WHAT TO PRODUCE.
Produce a verbatim copy of the entries listed below.

GIVEN INFORMATION.
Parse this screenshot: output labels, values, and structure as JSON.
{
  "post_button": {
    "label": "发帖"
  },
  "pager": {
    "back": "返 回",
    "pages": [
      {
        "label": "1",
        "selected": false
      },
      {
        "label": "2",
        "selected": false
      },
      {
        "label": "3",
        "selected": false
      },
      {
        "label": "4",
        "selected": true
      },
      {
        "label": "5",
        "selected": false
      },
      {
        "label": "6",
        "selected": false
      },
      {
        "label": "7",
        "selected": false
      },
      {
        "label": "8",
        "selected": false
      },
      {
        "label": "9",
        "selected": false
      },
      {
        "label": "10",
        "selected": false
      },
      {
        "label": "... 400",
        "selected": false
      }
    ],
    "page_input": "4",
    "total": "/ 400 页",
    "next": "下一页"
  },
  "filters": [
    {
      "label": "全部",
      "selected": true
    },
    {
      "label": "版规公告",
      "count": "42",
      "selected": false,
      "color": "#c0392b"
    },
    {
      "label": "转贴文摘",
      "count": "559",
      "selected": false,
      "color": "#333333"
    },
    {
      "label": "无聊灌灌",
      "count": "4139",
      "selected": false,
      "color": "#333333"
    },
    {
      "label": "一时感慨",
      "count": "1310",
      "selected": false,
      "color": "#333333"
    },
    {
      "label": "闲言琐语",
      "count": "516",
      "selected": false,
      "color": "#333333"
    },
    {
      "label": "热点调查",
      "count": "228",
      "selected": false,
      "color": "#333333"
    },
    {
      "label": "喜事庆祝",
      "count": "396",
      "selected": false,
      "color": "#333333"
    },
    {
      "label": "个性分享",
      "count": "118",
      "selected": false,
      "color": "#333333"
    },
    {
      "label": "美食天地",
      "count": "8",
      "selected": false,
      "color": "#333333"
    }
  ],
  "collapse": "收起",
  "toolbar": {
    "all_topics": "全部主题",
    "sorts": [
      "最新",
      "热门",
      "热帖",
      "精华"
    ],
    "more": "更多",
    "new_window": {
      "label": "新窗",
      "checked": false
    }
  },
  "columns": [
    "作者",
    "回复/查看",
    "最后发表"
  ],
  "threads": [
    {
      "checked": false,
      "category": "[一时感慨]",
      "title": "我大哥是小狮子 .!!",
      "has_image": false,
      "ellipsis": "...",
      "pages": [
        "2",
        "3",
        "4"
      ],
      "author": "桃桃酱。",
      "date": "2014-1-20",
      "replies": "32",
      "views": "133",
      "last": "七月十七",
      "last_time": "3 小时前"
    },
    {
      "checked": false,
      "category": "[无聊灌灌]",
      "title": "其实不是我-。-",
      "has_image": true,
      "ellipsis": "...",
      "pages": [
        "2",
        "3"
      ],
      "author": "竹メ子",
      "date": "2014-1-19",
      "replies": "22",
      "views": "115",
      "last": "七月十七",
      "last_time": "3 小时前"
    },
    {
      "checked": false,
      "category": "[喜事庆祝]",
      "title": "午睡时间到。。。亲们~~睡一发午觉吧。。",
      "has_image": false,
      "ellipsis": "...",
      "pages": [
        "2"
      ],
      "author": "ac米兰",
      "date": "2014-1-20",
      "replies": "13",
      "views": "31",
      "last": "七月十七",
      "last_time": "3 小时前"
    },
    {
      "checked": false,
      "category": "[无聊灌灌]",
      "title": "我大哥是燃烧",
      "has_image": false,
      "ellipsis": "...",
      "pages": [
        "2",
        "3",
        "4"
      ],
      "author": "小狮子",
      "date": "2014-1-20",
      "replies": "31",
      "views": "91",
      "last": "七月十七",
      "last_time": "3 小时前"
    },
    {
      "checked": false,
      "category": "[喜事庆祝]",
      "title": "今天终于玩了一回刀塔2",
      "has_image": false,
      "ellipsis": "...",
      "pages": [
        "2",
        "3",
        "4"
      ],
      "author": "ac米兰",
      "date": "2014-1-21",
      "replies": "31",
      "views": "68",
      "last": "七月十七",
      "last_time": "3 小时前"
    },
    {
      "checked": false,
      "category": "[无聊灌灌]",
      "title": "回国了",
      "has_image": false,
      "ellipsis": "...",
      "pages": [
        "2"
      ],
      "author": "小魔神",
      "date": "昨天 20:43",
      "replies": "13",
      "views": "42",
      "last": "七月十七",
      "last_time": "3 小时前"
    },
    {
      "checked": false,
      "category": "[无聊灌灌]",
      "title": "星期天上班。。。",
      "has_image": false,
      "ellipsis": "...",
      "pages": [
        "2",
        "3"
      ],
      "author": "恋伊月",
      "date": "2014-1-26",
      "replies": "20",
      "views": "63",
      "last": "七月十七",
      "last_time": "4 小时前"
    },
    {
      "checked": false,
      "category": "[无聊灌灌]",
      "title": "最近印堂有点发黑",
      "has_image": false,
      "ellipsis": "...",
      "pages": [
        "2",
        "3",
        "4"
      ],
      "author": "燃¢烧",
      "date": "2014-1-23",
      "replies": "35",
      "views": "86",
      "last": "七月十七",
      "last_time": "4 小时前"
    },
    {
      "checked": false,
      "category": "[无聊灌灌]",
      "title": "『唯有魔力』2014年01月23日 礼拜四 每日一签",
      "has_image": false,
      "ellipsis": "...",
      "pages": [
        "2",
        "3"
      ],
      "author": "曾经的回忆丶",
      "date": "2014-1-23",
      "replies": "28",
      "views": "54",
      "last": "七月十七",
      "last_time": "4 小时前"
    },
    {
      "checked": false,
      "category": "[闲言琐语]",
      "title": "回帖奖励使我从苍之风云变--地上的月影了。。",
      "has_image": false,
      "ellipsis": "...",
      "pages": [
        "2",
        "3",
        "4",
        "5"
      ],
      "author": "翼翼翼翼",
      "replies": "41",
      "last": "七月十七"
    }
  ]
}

FINISHED ANSWER.
Parse this screenshot: output labels, values, and structure as JSON.
{
  "post_button": {
    "label": "发帖"
  },
  "pager": {
    "back": "返 回",
    "pages": [
      {
        "label": "1",
        "selected": false
      },
      {
        "label": "2",
        "selected": false
      },
      {
        "label": "3",
        "selected": false
      },
      {
        "label": "4",
        "selected": true
      },
      {
        "label": "5",
        "selected": false
      },
      {
        "label": "6",
        "selected": false
      },
      {
        "label": "7",
        "selected": false
      },
      {
        "label": "8",
        "selected": false
      },
      {
        "label": "9",
        "selected": false
      },
      {
        "label": "10",
        "selected": false
      },
      {
        "label": "... 400",
        "selected": false
      }
    ],
    "page_input": "4",
    "total": "/ 400 页",
    "next": "下一页"
  },
  "filters": [
    {
      "label": "全部",
      "selected": true
    },
    {
      "label": "版规公告",
      "count": "42",
      "selected": false,
      "color": "#c0392b"
    },
    {
      "label": "转贴文摘",
      "count": "559",
      "selected": false,
      "color": "#333333"
    },
    {
      "label": "无聊灌灌",
      "count": "4139",
      "selected": false,
      "color": "#333333"
    },
    {
      "label": "一时感慨",
      "count": "1310",
      "selected": false,
      "color": "#333333"
    },
    {
      "label": "闲言琐语",
      "count": "516",
      "selected": false,
      "color": "#333333"
    },
    {
      "label": "热点调查",
      "count": "228",
      "selected": false,
      "color": "#333333"
    },
    {
      "label": "喜事庆祝",
      "count": "396",
      "selected": false,
      "color": "#333333"
    },
    {
      "label": "个性分享",
      "count": "118",
      "selected": false,
      "color": "#333333"
    },
    {
      "label": "美食天地",
      "count": "8",
      "selected": false,
      "color": "#333333"
    }
  ],
  "collapse": "收起",
  "toolbar": {
    "all_topics": "全部主题",
    "sorts": [
      "最新",
      "热门",
      "热帖",
      "精华"
    ],
    "more": "更多",
    "new_window": {
      "label": "新窗",
      "checked": false
    }
  },
  "columns": [
    "作者",
    "回复/查看",
    "最后发表"
  ],
  "threads": [
    {
      "checked": false,
      "category": "[一时感慨]",
      "title": "我大哥是小狮子 .!!",
      "has_image": false,
      "ellipsis": "...",
      "pages": [
        "2",
        "3",
        "4"
      ],
      "author": "桃桃酱。",
      "date": "2014-1-20",
      "replies": "32",
      "views": "133",
      "last": "七月十七",
      "last_time": "3 小时前"
    },
    {
      "checked": false,
      "category": "[无聊灌灌]",
      "title": "其实不是我-。-",
      "has_image": true,
      "ellipsis": "...",
      "pages": [
        "2",
        "3"
      ],
      "author": "竹メ子",
      "date": "2014-1-19",
      "replies": "22",
      "views": "115",
      "last": "七月十七",
      "last_time": "3 小时前"
    },
    {
      "checked": false,
      "category": "[喜事庆祝]",
      "title": "午睡时间到。。。亲们~~睡一发午觉吧。。",
      "has_image": false,
      "ellipsis": "...",
      "pages": [
        "2"
      ],
      "author": "ac米兰",
      "date": "2014-1-20",
      "replies": "13",
      "views": "31",
      "last": "七月十七",
      "last_time": "3 小时前"
    },
    {
      "checked": false,
      "category": "[无聊灌灌]",
      "title": "我大哥是燃烧",
      "has_image": false,
      "ellipsis": "...",
      "pages": [
        "2",
        "3",
        "4"
      ],
      "author": "小狮子",
      "date": "2014-1-20",
      "replies": "31",
      "views": "91",
      "last": "七月十七",
      "last_time": "3 小时前"
    },
    {
      "checked": false,
      "category": "[喜事庆祝]",
      "title": "今天终于玩了一回刀塔2",
      "has_image": false,
      "ellipsis": "...",
      "pages": [
        "2",
        "3",
        "4"
      ],
      "author": "ac米兰",
      "date": "2014-1-21",
      "replies": "31",
      "views": "68",
      "last": "七月十七",
      "last_time": "3 小时前"
    },
    {
      "checked": false,
      "category": "[无聊灌灌]",
      "title": "回国了",
      "has_image": false,
      "ellipsis": "...",
      "pages": [
        "2"
      ],
      "author": "小魔神",
      "date": "昨天 20:43",
      "replies": "13",
      "views": "42",
      "last": "七月十七",
      "last_time": "3 小时前"
    },
    {
      "checked": false,
      "category": "[无聊灌灌]",
      "title": "星期天上班。。。",
      "has_image": false,
      "ellipsis": "...",
      "pages": [
        "2",
        "3"
      ],
      "author": "恋伊月",
      "date": "2014-1-26",
      "replies": "20",
      "views": "63",
      "last": "七月十七",
      "last_time": "4 小时前"
    },
    {
      "checked": false,
      "category": "[无聊灌灌]",
      "title": "最近印堂有点发黑",
      "has_image": false,
      "ellipsis": "...",
      "pages": [
        "2",
        "3",
        "4"
      ],
      "author": "燃¢烧",
      "date": "2014-1-23",
      "replies": "35",
      "views": "86",
      "last": "七月十七",
      "last_time": "4 小时前"
    },
    {
      "checked": false,
      "category": "[无聊灌灌]",
      "title": "『唯有魔力』2014年01月23日 礼拜四 每日一签",
      "has_image": false,
      "ellipsis": "...",
      "pages": [
        "2",
        "3"
      ],
      "author": "曾经的回忆丶",
      "date": "2014-1-23",
      "replies": "28",
      "views": "54",
      "last": "七月十七",
      "last_time": "4 小时前"
    },
    {
      "checked": false,
      "category": "[闲言琐语]",
      "title": "回帖奖励使我从苍之风云变--地上的月影了。。",
      "has_image": false,
      "ellipsis": "...",
      "pages": [
        "2",
        "3",
        "4",
        "5"
      ],
      "author": "翼翼翼翼",
      "replies": "41",
      "last": "七月十七"
    }
  ]
}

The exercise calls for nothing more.